-- start of Entries shown --
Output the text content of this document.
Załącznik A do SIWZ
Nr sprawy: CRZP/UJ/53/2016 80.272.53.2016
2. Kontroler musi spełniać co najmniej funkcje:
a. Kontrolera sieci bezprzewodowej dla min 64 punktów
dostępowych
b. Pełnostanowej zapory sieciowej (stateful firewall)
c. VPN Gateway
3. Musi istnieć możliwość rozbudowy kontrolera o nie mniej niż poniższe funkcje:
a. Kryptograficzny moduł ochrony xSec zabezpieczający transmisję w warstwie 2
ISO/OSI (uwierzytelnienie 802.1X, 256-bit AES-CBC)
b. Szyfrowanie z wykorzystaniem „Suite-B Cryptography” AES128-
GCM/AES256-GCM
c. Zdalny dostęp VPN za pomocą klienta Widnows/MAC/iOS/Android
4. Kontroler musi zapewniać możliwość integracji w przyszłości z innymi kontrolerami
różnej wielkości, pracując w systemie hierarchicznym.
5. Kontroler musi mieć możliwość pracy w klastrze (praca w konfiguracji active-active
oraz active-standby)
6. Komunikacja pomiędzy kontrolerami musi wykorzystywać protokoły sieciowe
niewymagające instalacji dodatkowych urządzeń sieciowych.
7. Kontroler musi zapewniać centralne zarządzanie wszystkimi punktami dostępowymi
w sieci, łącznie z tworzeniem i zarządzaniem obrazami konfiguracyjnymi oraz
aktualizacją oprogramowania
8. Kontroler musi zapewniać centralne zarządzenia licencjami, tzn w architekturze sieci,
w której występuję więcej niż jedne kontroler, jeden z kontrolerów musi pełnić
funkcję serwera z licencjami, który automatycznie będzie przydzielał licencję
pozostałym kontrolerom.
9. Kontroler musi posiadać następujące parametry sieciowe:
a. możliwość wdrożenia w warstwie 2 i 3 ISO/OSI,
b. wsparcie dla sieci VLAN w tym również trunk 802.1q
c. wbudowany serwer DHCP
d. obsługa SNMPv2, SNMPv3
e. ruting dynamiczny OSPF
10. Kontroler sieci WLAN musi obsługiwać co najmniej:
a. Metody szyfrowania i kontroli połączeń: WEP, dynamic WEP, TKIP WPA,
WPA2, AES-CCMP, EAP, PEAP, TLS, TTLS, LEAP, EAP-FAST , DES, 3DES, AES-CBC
-- end of Entries shown --
-- start of Entries shown --
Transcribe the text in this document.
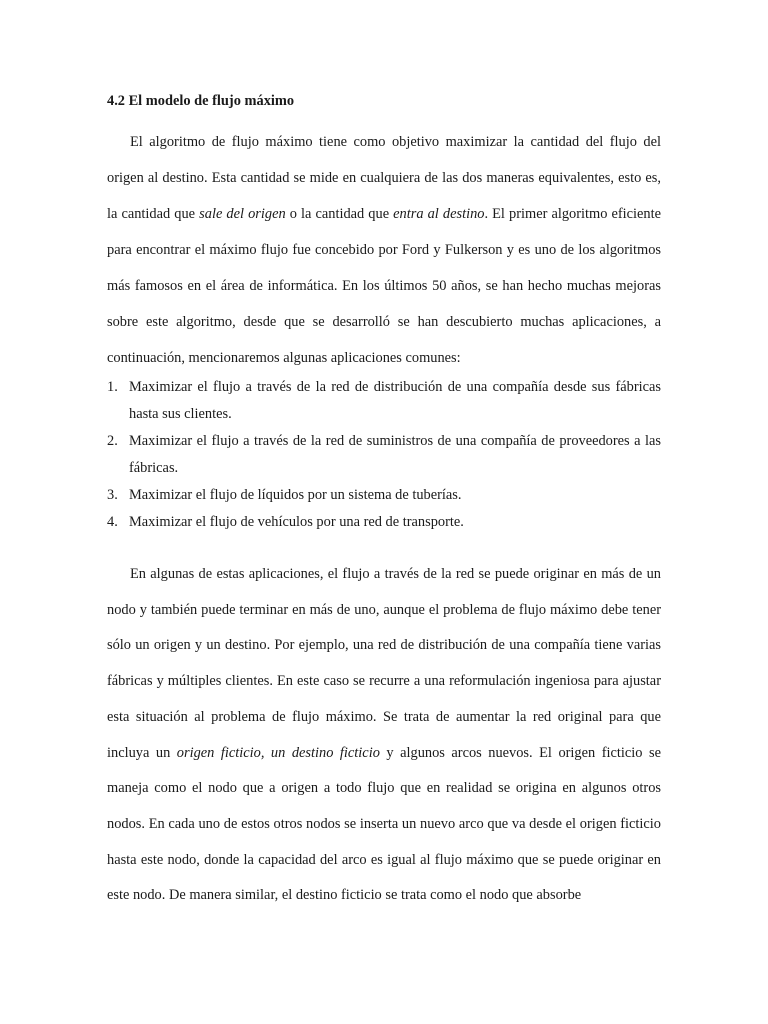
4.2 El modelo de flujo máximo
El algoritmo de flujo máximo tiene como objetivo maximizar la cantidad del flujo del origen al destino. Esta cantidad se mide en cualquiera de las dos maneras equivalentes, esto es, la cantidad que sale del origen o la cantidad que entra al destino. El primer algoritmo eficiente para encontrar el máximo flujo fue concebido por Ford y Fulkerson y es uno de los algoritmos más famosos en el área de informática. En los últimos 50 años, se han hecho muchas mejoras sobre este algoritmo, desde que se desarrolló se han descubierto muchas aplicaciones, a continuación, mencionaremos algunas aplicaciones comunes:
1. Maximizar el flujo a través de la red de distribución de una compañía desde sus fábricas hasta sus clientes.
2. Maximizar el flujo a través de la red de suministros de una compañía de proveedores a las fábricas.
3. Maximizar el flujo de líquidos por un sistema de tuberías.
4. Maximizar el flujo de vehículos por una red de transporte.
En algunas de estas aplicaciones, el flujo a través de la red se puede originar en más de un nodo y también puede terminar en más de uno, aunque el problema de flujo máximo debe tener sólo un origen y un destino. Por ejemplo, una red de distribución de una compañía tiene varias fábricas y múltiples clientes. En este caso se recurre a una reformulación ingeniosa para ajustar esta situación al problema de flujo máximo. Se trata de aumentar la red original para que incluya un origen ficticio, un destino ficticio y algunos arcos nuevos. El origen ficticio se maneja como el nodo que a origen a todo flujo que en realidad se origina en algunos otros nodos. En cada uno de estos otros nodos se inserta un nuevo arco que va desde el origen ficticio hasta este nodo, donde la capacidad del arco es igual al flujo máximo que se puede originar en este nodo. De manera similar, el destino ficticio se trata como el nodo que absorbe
-- end of Entries shown --
[Exercise prompt]
Show all lines above holding "funkcje".

[Exercise response]
2. Kontroler musi spełniać co najmniej funkcje:
3. Musi istnieć możliwość rozbudowy kontrolera o nie mniej niż poniższe funkcje:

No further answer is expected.